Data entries

..........

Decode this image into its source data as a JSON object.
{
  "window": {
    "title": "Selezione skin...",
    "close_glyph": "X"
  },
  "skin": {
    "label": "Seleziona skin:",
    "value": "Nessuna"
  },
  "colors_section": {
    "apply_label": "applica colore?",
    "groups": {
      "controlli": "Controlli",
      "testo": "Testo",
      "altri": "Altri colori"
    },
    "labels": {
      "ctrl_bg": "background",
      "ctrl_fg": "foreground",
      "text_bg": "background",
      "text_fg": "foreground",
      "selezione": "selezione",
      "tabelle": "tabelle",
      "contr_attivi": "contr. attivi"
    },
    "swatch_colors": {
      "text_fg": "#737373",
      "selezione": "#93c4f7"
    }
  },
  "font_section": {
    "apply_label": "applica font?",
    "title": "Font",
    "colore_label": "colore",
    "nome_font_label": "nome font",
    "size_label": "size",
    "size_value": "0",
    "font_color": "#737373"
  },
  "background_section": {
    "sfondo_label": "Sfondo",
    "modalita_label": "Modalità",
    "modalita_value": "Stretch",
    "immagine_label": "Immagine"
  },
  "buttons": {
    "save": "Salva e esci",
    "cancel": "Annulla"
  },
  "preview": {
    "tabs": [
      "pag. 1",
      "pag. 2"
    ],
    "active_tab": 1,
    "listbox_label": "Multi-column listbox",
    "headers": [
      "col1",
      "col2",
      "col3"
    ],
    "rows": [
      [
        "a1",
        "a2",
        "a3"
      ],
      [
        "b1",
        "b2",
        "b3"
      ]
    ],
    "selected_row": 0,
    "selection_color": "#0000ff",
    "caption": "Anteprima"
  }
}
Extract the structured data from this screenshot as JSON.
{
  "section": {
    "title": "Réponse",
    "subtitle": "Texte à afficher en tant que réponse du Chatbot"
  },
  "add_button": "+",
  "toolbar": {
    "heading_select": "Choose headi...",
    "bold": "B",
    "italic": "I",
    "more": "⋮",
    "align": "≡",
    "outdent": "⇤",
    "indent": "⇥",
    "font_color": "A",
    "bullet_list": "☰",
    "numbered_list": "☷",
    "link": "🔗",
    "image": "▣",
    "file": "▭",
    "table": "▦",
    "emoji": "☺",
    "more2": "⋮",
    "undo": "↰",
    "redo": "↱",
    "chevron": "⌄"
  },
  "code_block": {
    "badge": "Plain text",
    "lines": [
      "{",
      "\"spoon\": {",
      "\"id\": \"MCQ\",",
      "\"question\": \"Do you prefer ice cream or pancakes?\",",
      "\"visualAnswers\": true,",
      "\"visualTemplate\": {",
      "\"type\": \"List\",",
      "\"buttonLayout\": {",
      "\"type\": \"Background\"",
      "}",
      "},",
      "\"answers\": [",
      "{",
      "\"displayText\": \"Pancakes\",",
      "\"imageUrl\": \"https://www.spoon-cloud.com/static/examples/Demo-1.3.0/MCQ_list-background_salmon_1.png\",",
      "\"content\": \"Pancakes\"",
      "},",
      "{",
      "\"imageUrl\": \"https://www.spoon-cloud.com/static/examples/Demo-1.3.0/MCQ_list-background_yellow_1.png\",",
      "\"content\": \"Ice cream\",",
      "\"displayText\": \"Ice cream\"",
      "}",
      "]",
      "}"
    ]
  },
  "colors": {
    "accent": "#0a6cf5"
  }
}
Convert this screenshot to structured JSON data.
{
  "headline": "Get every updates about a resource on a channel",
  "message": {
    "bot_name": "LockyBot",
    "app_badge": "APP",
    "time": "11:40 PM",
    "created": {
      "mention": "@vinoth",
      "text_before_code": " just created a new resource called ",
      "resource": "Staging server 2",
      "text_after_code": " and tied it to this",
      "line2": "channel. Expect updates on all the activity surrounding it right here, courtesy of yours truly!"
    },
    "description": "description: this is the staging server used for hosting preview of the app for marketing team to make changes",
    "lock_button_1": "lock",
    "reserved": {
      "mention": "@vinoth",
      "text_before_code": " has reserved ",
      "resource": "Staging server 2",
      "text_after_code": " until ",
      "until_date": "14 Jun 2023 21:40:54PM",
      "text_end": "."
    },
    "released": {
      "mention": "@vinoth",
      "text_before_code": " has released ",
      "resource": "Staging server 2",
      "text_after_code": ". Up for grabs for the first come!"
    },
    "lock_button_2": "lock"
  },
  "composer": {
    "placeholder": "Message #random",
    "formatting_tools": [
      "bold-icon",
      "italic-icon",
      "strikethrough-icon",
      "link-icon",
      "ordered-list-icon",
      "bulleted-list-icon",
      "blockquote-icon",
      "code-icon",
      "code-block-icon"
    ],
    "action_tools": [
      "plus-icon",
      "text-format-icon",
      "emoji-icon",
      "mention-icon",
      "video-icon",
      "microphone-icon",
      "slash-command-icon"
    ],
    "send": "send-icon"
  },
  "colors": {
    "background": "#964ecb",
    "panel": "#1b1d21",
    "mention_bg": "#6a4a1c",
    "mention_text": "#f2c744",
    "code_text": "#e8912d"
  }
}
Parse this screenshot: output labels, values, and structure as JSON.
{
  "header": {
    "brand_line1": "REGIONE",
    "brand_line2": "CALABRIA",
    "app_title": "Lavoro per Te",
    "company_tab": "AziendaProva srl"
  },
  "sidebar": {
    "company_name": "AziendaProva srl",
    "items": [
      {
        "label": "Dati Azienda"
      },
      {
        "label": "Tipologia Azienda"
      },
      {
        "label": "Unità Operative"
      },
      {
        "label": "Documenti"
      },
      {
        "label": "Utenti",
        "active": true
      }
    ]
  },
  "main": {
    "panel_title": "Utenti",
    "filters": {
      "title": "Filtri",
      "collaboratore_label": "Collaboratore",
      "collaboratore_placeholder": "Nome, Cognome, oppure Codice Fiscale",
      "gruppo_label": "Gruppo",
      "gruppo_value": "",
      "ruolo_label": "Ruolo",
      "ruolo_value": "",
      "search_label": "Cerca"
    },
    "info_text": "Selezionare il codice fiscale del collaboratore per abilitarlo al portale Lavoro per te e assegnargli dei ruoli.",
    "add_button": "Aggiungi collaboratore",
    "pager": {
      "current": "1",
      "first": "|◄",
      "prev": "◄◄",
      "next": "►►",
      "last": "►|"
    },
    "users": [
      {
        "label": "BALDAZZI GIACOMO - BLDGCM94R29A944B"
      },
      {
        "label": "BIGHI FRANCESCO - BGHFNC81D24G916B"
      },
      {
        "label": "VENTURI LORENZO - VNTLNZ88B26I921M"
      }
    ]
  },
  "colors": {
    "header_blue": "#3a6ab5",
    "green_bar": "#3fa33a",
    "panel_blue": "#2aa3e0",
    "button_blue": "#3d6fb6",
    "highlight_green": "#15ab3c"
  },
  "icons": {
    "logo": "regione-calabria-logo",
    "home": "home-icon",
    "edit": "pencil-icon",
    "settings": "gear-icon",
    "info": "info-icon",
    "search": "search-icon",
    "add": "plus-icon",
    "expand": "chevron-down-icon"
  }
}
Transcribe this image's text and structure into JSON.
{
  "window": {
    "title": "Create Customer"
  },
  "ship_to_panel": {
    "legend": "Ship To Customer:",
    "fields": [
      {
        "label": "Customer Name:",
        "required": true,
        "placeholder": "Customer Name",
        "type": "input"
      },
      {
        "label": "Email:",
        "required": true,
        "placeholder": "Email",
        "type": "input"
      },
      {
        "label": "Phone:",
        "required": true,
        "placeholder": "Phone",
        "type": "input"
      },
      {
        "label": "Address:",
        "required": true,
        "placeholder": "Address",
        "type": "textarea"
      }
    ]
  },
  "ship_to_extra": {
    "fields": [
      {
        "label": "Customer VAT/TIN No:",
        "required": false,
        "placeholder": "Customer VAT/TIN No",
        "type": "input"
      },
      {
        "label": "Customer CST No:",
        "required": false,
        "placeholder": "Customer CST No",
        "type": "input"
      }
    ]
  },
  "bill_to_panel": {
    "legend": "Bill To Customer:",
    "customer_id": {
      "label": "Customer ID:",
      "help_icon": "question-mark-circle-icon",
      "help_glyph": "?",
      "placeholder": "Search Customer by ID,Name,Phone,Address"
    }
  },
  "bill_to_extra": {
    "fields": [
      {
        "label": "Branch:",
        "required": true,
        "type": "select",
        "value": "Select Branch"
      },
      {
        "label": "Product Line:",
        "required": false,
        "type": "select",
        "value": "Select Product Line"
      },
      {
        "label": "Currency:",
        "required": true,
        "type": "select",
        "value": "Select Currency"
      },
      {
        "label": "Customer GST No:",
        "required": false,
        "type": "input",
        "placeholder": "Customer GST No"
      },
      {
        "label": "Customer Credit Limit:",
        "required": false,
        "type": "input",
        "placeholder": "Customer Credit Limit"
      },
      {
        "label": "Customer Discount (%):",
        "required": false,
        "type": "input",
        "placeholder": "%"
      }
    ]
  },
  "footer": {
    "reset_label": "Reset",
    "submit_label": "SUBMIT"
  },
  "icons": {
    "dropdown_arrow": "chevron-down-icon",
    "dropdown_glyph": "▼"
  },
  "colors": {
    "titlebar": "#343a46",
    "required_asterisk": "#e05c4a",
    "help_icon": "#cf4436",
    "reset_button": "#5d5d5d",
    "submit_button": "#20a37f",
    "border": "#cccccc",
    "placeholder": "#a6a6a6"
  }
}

..........

■ GIVEN EXERCISE:
Gather every line from the entries above where the word "Demo" appears, and copy them.

■ WRITTEN REPLY:
      "\"imageUrl\": \"https://www.spoon-cloud.com/static/examples/Demo-1.3.0/MCQ_list-background_salmon_1.png\",",
      "\"imageUrl\": \"https://www.spoon-cloud.com/static/examples/Demo-1.3.0/MCQ_list-background_yellow_1.png\",",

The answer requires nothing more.